━━━ INFORMATION SHOWN

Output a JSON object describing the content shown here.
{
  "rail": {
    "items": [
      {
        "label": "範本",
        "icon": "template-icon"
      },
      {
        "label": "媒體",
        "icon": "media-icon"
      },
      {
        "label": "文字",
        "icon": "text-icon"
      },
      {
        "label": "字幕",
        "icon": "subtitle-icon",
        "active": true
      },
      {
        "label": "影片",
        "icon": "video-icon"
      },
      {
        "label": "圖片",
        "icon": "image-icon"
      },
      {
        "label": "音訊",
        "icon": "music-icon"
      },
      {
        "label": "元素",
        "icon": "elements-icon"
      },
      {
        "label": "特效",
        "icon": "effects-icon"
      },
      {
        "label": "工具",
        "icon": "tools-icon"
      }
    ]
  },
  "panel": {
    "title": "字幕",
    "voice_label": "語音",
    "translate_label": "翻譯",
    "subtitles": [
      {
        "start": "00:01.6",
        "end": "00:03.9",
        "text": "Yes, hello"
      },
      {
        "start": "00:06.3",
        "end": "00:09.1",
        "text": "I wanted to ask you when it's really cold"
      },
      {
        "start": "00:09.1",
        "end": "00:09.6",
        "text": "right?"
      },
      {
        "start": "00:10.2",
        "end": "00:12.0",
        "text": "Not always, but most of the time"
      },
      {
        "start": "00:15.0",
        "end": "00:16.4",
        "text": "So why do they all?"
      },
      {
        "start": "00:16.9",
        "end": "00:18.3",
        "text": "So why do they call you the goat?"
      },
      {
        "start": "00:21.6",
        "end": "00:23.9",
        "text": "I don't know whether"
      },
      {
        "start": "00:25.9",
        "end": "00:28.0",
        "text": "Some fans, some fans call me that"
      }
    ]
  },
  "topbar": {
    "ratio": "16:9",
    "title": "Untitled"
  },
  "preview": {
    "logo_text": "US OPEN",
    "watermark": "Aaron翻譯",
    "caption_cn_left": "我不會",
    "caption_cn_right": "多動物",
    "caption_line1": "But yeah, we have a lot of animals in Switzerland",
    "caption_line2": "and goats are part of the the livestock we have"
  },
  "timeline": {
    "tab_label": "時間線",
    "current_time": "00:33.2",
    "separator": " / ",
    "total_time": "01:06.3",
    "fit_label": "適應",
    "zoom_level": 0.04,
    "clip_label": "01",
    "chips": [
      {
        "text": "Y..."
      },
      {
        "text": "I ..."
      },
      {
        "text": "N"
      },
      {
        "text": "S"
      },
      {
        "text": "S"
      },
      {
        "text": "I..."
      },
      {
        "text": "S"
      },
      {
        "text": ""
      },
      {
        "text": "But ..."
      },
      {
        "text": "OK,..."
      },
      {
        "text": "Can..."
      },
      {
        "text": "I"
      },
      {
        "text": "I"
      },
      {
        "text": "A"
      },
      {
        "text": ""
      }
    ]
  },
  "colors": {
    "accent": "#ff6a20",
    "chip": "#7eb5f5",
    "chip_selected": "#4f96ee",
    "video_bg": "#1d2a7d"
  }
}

━━━━━━

● GOAL
Write out the material exactly as given.

● EXERCISE ANSWER
Output a JSON object describing the content shown here.
{
  "rail": {
    "items": [
      {
        "label": "範本",
        "icon": "template-icon"
      },
      {
        "label": "媒體",
        "icon": "media-icon"
      },
      {
        "label": "文字",
        "icon": "text-icon"
      },
      {
        "label": "字幕",
        "icon": "subtitle-icon",
        "active": true
      },
      {
        "label": "影片",
        "icon": "video-icon"
      },
      {
        "label": "圖片",
        "icon": "image-icon"
      },
      {
        "label": "音訊",
        "icon": "music-icon"
      },
      {
        "label": "元素",
        "icon": "elements-icon"
      },
      {
        "label": "特效",
        "icon": "effects-icon"
      },
      {
        "label": "工具",
        "icon": "tools-icon"
      }
    ]
  },
  "panel": {
    "title": "字幕",
    "voice_label": "語音",
    "translate_label": "翻譯",
    "subtitles": [
      {
        "start": "00:01.6",
        "end": "00:03.9",
        "text": "Yes, hello"
      },
      {
        "start": "00:06.3",
        "end": "00:09.1",
        "text": "I wanted to ask you when it's really cold"
      },
      {
        "start": "00:09.1",
        "end": "00:09.6",
        "text": "right?"
      },
      {
        "start": "00:10.2",
        "end": "00:12.0",
        "text": "Not always, but most of the time"
      },
      {
        "start": "00:15.0",
        "end": "00:16.4",
        "text": "So why do they all?"
      },
      {
        "start": "00:16.9",
        "end": "00:18.3",
        "text": "So why do they call you the goat?"
      },
      {
        "start": "00:21.6",
        "end": "00:23.9",
        "text": "I don't know whether"
      },
      {
        "start": "00:25.9",
        "end": "00:28.0",
        "text": "Some fans, some fans call me that"
      }
    ]
  },
  "topbar": {
    "ratio": "16:9",
    "title": "Untitled"
  },
  "preview": {
    "logo_text": "US OPEN",
    "watermark": "Aaron翻譯",
    "caption_cn_left": "我不會",
    "caption_cn_right": "多動物",
    "caption_line1": "But yeah, we have a lot of animals in Switzerland",
    "caption_line2": "and goats are part of the the livestock we have"
  },
  "timeline": {
    "tab_label": "時間線",
    "current_time": "00:33.2",
    "separator": " / ",
    "total_time": "01:06.3",
    "fit_label": "適應",
    "zoom_level": 0.04,
    "clip_label": "01",
    "chips": [
      {
        "text": "Y..."
      },
      {
        "text": "I ..."
      },
      {
        "text": "N"
      },
      {
        "text": "S"
      },
      {
        "text": "S"
      },
      {
        "text": "I..."
      },
      {
        "text": "S"
      },
      {
        "text": ""
      },
      {
        "text": "But ..."
      },
      {
        "text": "OK,..."
      },
      {
        "text": "Can..."
      },
      {
        "text": "I"
      },
      {
        "text": "I"
      },
      {
        "text": "A"
      },
      {
        "text": ""
      }
    ]
  },
  "colors": {
    "accent": "#ff6a20",
    "chip": "#7eb5f5",
    "chip_selected": "#4f96ee",
    "video_bg": "#1d2a7d"
  }
}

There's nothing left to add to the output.